## Requirements
Lines containing the word "this" should be extracted in full.

## Collection entries

══════════

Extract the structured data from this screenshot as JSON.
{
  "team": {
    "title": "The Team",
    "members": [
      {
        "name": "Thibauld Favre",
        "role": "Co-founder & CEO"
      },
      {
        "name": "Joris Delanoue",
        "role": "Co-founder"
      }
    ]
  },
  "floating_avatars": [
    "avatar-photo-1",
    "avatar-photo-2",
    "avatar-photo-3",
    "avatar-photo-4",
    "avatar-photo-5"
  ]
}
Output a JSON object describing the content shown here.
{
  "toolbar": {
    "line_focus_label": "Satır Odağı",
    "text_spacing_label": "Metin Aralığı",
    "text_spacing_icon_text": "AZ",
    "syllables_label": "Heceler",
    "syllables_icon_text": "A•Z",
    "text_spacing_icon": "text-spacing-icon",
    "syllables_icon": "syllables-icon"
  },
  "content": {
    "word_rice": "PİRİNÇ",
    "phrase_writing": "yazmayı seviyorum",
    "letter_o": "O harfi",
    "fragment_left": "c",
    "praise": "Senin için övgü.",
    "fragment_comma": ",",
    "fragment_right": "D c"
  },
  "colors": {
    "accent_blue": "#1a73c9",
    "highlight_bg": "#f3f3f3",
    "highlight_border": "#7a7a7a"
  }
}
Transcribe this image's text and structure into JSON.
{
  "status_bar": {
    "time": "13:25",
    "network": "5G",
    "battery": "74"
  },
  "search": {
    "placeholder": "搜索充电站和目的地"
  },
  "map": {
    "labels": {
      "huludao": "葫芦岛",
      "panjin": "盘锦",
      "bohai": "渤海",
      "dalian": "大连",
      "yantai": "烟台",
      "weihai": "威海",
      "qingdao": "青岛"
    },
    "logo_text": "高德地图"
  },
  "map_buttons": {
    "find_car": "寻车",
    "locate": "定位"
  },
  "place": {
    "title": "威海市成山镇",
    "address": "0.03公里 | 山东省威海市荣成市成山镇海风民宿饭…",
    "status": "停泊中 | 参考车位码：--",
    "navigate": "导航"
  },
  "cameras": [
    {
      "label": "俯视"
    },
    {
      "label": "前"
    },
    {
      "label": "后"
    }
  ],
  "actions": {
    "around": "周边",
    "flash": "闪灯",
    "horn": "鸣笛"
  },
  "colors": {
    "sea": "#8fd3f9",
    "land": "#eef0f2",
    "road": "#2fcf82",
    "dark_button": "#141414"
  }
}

══════════

## Result
Extract the structured data from this screenshot as JSON.
Transcribe this image's text and structure into JSON.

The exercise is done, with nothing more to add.